## [Task statement]
Quote each record exactly, please, leaving none out.

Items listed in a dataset
** START **

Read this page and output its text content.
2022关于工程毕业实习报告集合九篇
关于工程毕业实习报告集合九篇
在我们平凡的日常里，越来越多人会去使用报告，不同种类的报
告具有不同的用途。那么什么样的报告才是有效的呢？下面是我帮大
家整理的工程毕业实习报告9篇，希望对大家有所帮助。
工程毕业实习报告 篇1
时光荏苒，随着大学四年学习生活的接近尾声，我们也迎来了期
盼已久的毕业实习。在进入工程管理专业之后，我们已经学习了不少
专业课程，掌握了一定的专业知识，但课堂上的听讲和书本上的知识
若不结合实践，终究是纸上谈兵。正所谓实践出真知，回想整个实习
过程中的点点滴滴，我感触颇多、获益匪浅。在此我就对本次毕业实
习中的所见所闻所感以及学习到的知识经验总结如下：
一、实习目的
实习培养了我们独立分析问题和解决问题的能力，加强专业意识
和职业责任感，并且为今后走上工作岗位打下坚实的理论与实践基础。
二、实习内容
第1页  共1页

** END **

## [Answer for this exercise]
Read this page and output its text content.
2022关于工程毕业实习报告集合九篇
关于工程毕业实习报告集合九篇
在我们平凡的日常里，越来越多人会去使用报告，不同种类的报
告具有不同的用途。那么什么样的报告才是有效的呢？下面是我帮大
家整理的工程毕业实习报告9篇，希望对大家有所帮助。
工程毕业实习报告 篇1
时光荏苒，随着大学四年学习生活的接近尾声，我们也迎来了期
盼已久的毕业实习。在进入工程管理专业之后，我们已经学习了不少
专业课程，掌握了一定的专业知识，但课堂上的听讲和书本上的知识
若不结合实践，终究是纸上谈兵。正所谓实践出真知，回想整个实习
过程中的点点滴滴，我感触颇多、获益匪浅。在此我就对本次毕业实
习中的所见所闻所感以及学习到的知识经验总结如下：
一、实习目的
实习培养了我们独立分析问题和解决问题的能力，加强专业意识
和职业责任感，并且为今后走上工作岗位打下坚实的理论与实践基础。
二、实习内容
第1页  共1页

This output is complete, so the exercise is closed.